OBJECTIVE: The listing below should be written out exactly; please include all of it.
------ DATASET ROWS ------
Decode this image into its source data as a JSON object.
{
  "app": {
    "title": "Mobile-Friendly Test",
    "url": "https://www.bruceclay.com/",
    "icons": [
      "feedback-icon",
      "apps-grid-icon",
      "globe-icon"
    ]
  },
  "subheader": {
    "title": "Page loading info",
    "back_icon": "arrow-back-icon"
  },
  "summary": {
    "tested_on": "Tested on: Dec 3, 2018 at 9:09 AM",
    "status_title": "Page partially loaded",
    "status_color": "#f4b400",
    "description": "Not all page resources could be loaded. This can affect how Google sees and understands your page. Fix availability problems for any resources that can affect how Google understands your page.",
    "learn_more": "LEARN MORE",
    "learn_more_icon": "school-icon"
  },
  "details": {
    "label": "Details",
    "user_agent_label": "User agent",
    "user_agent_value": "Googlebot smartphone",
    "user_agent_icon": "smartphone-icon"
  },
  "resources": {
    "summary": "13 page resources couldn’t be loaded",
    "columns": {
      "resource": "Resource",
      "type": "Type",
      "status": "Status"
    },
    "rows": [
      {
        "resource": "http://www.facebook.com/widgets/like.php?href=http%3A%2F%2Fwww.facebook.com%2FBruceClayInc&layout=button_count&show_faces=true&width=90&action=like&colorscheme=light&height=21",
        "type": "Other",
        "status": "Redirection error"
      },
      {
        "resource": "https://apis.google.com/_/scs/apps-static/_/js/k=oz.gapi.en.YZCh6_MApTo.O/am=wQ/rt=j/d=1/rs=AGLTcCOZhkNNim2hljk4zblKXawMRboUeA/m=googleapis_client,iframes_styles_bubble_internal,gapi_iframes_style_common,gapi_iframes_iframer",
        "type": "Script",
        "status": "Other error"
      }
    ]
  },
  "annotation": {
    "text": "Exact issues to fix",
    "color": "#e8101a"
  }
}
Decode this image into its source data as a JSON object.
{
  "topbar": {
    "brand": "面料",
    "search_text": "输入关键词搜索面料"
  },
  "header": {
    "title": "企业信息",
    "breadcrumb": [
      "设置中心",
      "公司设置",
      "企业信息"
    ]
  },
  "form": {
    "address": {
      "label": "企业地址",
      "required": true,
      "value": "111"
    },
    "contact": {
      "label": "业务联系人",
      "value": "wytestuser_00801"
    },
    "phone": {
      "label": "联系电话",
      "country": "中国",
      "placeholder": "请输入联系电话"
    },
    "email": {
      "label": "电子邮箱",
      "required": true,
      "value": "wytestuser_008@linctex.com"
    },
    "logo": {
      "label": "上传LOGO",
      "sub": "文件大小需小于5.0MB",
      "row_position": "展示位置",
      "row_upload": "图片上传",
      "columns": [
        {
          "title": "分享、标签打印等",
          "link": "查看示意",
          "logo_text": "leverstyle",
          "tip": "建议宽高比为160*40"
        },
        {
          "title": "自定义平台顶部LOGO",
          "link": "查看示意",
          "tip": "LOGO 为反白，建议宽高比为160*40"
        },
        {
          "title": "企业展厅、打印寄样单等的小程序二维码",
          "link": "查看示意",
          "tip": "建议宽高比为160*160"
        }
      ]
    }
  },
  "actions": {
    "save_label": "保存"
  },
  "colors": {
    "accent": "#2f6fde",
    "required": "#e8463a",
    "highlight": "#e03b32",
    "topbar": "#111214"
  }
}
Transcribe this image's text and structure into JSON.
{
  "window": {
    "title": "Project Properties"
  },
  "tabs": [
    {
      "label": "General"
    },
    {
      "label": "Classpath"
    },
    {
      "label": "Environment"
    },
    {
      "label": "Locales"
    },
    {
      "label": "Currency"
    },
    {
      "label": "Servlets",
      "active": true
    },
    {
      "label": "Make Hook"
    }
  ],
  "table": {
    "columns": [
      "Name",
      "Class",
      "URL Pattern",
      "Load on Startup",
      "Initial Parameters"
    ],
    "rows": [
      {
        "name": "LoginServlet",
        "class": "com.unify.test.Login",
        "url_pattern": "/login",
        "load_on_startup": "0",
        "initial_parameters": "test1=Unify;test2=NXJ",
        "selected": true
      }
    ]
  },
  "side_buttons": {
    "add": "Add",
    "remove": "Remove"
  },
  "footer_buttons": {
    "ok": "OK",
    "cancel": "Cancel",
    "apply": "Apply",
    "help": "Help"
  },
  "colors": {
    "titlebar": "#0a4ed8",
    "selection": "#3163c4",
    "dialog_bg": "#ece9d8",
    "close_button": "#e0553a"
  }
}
------
REPLY:
Decode this image into its source data as a JSON object.
{
  "app": {
    "title": "Mobile-Friendly Test",
    "url": "https://www.bruceclay.com/",
    "icons": [
      "feedback-icon",
      "apps-grid-icon",
      "globe-icon"
    ]
  },
  "subheader": {
    "title": "Page loading info",
    "back_icon": "arrow-back-icon"
  },
  "summary": {
    "tested_on": "Tested on: Dec 3, 2018 at 9:09 AM",
    "status_title": "Page partially loaded",
    "status_color": "#f4b400",
    "description": "Not all page resources could be loaded. This can affect how Google sees and understands your page. Fix availability problems for any resources that can affect how Google understands your page.",
    "learn_more": "LEARN MORE",
    "learn_more_icon": "school-icon"
  },
  "details": {
    "label": "Details",
    "user_agent_label": "User agent",
    "user_agent_value": "Googlebot smartphone",
    "user_agent_icon": "smartphone-icon"
  },
  "resources": {
    "summary": "13 page resources couldn’t be loaded",
    "columns": {
      "resource": "Resource",
      "type": "Type",
      "status": "Status"
    },
    "rows": [
      {
        "resource": "http://www.facebook.com/widgets/like.php?href=http%3A%2F%2Fwww.facebook.com%2FBruceClayInc&layout=button_count&show_faces=true&width=90&action=like&colorscheme=light&height=21",
        "type": "Other",
        "status": "Redirection error"
      },
      {
        "resource": "https://apis.google.com/_/scs/apps-static/_/js/k=oz.gapi.en.YZCh6_MApTo.O/am=wQ/rt=j/d=1/rs=AGLTcCOZhkNNim2hljk4zblKXawMRboUeA/m=googleapis_client,iframes_styles_bubble_internal,gapi_iframes_style_common,gapi_iframes_iframer",
        "type": "Script",
        "status": "Other error"
      }
    ]
  },
  "annotation": {
    "text": "Exact issues to fix",
    "color": "#e8101a"
  }
}
Decode this image into its source data as a JSON object.
{
  "topbar": {
    "brand": "面料",
    "search_text": "输入关键词搜索面料"
  },
  "header": {
    "title": "企业信息",
    "breadcrumb": [
      "设置中心",
      "公司设置",
      "企业信息"
    ]
  },
  "form": {
    "address": {
      "label": "企业地址",
      "required": true,
      "value": "111"
    },
    "contact": {
      "label": "业务联系人",
      "value": "wytestuser_00801"
    },
    "phone": {
      "label": "联系电话",
      "country": "中国",
      "placeholder": "请输入联系电话"
    },
    "email": {
      "label": "电子邮箱",
      "required": true,
      "value": "wytestuser_008@linctex.com"
    },
    "logo": {
      "label": "上传LOGO",
      "sub": "文件大小需小于5.0MB",
      "row_position": "展示位置",
      "row_upload": "图片上传",
      "columns": [
        {
          "title": "分享、标签打印等",
          "link": "查看示意",
          "logo_text": "leverstyle",
          "tip": "建议宽高比为160*40"
        },
        {
          "title": "自定义平台顶部LOGO",
          "link": "查看示意",
          "tip": "LOGO 为反白，建议宽高比为160*40"
        },
        {
          "title": "企业展厅、打印寄样单等的小程序二维码",
          "link": "查看示意",
          "tip": "建议宽高比为160*160"
        }
      ]
    }
  },
  "actions": {
    "save_label": "保存"
  },
  "colors": {
    "accent": "#2f6fde",
    "required": "#e8463a",
    "highlight": "#e03b32",
    "topbar": "#111214"
  }
}
Transcribe this image's text and structure into JSON.
{
  "window": {
    "title": "Project Properties"
  },
  "tabs": [
    {
      "label": "General"
    },
    {
      "label": "Classpath"
    },
    {
      "label": "Environment"
    },
    {
      "label": "Locales"
    },
    {
      "label": "Currency"
    },
    {
      "label": "Servlets",
      "active": true
    },
    {
      "label": "Make Hook"
    }
  ],
  "table": {
    "columns": [
      "Name",
      "Class",
      "URL Pattern",
      "Load on Startup",
      "Initial Parameters"
    ],
    "rows": [
      {
        "name": "LoginServlet",
        "class": "com.unify.test.Login",
        "url_pattern": "/login",
        "load_on_startup": "0",
        "initial_parameters": "test1=Unify;test2=NXJ",
        "selected": true
      }
    ]
  },
  "side_buttons": {
    "add": "Add",
    "remove": "Remove"
  },
  "footer_buttons": {
    "ok": "OK",
    "cancel": "Cancel",
    "apply": "Apply",
    "help": "Help"
  },
  "colors": {
    "titlebar": "#0a4ed8",
    "selection": "#3163c4",
    "dialog_bg": "#ece9d8",
    "close_button": "#e0553a"
  }
}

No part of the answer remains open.